» Directions
Determine the number of lines in the data that include the word "Europe", and write only that number.
---+---
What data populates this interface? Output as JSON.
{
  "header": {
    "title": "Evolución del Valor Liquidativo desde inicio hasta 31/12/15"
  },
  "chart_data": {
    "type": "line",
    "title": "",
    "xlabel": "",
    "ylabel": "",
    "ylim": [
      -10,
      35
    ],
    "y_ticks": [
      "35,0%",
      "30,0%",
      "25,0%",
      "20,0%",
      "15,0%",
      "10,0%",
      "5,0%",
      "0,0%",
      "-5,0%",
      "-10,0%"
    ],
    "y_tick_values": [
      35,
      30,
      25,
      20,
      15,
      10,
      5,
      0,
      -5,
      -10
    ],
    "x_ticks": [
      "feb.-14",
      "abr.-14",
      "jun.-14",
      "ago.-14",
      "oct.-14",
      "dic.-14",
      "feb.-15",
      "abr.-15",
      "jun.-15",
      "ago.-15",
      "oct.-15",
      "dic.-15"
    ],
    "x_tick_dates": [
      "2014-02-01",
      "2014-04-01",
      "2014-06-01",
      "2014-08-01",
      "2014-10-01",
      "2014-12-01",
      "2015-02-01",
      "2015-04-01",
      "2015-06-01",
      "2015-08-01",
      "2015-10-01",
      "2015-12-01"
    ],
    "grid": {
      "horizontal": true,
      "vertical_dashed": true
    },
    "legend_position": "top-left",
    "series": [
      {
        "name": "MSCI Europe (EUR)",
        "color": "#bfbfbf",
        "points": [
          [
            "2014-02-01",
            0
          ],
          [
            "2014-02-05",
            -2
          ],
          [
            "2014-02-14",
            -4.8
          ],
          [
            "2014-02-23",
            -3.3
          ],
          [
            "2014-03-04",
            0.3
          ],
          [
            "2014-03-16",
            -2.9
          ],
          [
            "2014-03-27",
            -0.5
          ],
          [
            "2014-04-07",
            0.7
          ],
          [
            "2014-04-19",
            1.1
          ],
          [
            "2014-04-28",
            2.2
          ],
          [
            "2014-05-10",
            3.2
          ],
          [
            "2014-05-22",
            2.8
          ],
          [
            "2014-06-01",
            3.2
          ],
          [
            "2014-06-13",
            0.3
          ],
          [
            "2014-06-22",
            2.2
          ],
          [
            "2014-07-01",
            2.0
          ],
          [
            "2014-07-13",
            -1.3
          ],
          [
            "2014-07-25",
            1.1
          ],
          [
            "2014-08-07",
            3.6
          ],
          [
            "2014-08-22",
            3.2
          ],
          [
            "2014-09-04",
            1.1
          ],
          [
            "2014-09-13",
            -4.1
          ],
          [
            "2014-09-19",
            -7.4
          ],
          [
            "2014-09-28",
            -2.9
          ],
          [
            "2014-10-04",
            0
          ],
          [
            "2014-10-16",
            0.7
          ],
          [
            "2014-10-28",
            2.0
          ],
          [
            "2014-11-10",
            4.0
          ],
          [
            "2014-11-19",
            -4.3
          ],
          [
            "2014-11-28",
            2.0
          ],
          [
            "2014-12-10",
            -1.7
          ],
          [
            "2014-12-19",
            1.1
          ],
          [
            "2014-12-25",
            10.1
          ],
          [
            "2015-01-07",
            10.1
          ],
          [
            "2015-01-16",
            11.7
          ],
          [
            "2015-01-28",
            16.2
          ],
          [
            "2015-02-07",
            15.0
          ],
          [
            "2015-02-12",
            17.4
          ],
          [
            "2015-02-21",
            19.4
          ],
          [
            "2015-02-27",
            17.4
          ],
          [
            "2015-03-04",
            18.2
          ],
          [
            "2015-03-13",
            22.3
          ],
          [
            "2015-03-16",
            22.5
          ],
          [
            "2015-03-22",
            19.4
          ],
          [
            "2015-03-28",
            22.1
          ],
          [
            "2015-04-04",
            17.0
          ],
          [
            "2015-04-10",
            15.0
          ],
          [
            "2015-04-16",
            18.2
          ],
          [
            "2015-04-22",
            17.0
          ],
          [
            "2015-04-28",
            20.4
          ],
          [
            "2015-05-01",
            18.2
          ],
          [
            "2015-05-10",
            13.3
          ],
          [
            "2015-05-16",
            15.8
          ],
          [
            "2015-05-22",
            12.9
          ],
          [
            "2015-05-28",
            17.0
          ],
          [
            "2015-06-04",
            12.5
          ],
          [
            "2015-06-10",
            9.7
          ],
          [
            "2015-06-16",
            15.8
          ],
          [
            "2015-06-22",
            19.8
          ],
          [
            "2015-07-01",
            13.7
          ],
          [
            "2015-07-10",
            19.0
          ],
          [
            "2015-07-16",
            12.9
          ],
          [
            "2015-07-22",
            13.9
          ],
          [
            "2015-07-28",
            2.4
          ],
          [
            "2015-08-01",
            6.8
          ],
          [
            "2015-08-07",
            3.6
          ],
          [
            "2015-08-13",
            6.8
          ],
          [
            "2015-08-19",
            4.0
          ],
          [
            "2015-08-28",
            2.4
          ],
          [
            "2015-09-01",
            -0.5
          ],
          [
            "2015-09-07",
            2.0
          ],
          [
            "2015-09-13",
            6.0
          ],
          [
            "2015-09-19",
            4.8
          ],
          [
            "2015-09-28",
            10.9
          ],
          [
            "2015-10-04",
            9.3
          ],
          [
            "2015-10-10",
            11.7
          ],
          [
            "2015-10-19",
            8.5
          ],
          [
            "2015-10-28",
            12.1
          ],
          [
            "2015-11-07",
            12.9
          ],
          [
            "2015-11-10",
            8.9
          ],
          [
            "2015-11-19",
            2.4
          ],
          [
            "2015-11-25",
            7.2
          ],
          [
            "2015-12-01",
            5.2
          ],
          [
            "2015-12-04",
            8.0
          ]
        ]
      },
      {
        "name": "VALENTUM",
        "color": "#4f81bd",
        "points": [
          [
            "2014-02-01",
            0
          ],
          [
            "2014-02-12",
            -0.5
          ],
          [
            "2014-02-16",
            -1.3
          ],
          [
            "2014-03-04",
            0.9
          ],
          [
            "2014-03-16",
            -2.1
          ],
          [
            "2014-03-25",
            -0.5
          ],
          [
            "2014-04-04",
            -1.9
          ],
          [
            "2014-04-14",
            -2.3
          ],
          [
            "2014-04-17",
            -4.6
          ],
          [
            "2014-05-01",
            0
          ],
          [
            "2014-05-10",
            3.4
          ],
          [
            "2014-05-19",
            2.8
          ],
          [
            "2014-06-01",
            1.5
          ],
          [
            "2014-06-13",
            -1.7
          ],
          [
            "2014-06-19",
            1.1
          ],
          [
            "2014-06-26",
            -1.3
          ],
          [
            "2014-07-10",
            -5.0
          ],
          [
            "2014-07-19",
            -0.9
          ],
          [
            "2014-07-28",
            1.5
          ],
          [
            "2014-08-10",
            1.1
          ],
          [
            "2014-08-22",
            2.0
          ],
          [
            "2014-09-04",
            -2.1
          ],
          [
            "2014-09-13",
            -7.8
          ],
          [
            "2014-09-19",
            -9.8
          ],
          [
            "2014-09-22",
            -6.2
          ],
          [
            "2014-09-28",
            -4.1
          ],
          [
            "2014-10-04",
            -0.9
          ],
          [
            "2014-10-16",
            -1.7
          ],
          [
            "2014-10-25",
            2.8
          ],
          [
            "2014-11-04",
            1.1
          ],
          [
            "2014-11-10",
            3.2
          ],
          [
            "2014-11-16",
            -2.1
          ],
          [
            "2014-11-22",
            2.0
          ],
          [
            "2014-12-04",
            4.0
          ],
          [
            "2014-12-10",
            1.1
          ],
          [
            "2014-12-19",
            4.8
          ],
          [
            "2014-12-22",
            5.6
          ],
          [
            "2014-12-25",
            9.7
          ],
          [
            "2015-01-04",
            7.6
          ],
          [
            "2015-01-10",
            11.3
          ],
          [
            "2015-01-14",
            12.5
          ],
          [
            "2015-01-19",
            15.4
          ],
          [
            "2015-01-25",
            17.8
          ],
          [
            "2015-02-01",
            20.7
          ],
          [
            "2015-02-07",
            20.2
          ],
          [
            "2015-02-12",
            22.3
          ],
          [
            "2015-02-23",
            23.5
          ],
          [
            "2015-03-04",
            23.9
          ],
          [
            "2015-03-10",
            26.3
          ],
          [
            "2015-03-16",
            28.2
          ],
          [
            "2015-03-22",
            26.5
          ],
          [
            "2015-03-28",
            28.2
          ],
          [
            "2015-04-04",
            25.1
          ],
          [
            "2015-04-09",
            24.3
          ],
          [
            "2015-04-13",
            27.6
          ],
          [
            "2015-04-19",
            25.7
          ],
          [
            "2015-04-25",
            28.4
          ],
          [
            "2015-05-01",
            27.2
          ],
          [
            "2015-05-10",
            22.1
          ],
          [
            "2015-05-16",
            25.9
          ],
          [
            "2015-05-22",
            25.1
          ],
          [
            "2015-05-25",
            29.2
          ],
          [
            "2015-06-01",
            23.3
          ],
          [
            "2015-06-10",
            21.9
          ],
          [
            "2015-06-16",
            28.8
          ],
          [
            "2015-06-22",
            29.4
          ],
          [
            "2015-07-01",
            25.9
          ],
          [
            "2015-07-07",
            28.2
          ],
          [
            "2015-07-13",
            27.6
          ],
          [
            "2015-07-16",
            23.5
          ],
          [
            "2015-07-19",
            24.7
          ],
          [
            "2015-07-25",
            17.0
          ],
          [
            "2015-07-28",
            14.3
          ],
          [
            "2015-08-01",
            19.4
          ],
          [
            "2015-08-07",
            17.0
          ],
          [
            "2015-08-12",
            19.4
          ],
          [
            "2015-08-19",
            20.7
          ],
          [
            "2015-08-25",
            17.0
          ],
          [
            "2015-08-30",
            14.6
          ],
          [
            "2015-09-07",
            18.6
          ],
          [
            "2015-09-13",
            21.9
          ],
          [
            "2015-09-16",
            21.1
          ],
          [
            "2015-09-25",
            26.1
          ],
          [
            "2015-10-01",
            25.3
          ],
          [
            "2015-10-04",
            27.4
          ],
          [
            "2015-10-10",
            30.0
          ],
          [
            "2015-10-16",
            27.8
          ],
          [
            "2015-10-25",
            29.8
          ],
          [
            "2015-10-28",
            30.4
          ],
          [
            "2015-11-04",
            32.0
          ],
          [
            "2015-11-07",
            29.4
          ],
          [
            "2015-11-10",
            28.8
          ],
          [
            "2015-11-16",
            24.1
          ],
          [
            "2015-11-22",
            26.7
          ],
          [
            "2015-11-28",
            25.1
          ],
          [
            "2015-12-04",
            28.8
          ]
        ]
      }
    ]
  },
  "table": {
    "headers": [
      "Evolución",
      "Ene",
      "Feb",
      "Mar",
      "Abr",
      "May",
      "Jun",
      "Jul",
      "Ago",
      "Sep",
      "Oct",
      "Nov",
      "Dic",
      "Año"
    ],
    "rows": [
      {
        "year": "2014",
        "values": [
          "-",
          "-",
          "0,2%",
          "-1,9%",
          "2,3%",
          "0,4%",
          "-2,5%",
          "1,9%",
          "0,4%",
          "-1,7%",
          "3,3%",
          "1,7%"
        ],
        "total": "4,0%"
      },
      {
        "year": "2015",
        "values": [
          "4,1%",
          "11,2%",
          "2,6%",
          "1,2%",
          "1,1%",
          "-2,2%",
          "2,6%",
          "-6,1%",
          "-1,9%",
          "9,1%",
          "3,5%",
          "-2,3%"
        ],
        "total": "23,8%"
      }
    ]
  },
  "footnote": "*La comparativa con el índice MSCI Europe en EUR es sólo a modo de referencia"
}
---+---
» Result of the exercise
2